Given task
Scan the data below for the string "今期特码". Show every line where it turns up.

########################################

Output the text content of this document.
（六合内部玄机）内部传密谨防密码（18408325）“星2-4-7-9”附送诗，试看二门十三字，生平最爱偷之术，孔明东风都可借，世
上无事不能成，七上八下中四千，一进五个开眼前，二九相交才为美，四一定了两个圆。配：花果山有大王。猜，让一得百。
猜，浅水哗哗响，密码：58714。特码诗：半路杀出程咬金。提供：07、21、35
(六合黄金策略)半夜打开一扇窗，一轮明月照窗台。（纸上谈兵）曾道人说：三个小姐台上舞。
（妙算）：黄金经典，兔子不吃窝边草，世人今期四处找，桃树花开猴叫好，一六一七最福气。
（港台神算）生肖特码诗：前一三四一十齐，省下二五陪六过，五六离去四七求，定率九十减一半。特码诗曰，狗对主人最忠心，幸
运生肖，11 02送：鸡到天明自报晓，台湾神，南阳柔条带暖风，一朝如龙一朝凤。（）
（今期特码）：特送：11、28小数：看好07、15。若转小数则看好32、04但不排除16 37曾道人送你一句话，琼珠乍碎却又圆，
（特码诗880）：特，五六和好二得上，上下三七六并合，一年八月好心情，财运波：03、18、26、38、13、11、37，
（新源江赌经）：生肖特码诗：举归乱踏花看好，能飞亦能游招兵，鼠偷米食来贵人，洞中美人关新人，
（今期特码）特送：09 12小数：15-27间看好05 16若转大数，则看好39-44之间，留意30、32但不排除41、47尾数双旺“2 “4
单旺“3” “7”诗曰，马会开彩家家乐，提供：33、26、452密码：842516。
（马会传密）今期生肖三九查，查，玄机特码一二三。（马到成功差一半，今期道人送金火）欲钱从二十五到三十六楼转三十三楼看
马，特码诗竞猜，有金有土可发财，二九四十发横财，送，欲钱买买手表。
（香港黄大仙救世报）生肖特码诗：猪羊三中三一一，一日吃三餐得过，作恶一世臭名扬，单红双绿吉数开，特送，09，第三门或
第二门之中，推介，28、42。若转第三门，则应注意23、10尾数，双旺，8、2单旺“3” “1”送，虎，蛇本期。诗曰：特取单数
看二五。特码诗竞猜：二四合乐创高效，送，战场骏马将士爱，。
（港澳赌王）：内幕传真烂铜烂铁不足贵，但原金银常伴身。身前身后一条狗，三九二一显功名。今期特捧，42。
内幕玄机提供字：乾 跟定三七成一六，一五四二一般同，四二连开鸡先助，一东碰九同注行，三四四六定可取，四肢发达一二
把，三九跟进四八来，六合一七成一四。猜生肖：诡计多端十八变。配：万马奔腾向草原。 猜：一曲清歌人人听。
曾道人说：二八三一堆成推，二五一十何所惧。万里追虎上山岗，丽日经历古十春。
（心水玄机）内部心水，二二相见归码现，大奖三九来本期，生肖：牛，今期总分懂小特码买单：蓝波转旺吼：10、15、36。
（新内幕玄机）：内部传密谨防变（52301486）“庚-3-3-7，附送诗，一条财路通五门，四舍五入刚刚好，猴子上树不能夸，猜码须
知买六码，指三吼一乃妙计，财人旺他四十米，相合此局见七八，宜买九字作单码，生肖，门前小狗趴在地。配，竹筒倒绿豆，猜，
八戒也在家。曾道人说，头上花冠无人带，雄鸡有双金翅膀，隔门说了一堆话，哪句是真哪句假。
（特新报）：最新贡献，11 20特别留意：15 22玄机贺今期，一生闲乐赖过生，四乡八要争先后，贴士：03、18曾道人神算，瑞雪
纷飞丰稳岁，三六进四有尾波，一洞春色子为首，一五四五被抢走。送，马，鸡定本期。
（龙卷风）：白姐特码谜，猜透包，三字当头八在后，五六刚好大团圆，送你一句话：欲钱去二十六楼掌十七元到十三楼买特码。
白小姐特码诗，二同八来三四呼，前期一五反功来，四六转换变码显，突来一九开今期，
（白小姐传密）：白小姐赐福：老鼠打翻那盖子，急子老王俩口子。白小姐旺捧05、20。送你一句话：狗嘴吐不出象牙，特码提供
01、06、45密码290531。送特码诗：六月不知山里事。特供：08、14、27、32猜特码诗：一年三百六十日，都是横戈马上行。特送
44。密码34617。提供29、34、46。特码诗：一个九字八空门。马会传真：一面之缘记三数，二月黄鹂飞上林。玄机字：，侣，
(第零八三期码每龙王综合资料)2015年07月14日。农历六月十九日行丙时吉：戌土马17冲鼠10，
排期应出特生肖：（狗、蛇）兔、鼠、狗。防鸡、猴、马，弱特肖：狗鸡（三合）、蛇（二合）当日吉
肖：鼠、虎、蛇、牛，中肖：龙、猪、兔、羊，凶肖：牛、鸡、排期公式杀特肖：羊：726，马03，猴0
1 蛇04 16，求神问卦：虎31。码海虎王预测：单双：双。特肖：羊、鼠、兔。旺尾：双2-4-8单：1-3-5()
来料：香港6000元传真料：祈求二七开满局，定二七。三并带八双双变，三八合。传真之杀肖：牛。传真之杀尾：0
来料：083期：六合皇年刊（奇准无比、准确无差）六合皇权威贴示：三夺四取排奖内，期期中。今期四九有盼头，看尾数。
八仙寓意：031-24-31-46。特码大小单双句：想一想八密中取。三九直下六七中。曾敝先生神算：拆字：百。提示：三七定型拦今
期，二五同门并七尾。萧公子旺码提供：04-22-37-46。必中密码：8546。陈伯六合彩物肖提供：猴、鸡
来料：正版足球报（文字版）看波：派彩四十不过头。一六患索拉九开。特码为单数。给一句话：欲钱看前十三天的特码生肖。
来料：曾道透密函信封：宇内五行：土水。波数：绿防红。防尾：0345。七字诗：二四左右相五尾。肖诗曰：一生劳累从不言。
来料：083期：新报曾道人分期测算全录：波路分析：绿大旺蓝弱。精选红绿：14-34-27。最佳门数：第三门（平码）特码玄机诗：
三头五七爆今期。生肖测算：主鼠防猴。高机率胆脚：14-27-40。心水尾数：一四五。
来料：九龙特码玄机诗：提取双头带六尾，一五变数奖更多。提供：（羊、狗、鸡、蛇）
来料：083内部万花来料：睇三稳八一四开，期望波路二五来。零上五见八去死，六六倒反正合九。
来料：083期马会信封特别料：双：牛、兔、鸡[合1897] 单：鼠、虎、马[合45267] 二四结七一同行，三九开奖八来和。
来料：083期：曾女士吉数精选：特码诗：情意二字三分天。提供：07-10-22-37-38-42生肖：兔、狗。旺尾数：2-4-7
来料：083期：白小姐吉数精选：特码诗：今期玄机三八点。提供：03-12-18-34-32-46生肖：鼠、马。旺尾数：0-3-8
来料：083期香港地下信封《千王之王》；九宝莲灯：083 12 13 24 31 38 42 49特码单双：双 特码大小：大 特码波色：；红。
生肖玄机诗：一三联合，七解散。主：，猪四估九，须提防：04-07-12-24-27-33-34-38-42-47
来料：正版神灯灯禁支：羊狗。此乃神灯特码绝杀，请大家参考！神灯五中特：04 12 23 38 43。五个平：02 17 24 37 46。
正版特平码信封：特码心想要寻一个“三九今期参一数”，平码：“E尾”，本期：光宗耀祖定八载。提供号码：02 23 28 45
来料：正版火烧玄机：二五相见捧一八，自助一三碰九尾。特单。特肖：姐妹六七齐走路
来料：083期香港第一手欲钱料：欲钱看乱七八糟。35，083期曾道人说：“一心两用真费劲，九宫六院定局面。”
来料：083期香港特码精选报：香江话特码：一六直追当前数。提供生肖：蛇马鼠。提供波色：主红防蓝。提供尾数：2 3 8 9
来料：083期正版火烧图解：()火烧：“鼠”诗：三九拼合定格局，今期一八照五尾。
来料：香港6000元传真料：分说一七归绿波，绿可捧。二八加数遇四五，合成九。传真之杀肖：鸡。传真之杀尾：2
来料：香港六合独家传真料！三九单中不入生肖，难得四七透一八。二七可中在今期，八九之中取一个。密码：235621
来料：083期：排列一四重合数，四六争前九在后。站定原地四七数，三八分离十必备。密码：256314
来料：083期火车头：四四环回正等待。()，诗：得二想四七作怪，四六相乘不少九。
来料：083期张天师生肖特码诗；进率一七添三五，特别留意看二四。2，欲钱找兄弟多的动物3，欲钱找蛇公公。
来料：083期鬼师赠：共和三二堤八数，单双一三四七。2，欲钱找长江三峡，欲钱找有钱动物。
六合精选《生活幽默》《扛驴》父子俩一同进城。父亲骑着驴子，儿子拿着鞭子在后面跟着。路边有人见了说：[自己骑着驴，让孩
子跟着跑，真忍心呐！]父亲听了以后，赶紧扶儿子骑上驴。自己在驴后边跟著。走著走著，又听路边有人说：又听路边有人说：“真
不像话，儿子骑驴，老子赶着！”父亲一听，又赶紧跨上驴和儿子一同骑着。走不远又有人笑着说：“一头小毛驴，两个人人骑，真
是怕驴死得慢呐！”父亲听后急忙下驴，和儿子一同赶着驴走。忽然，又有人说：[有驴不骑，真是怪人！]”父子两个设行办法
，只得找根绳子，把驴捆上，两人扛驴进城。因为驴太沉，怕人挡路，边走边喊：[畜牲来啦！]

########################################

Solution below
（今期特码）：特送：11、28小数：看好07、15。若转小数则看好32、04但不排除16 37曾道人送你一句话，琼珠乍碎却又圆，
（今期特码）特送：09 12小数：15-27间看好05 16若转大数，则看好39-44之间，留意30、32但不排除41、47尾数双旺“2 “4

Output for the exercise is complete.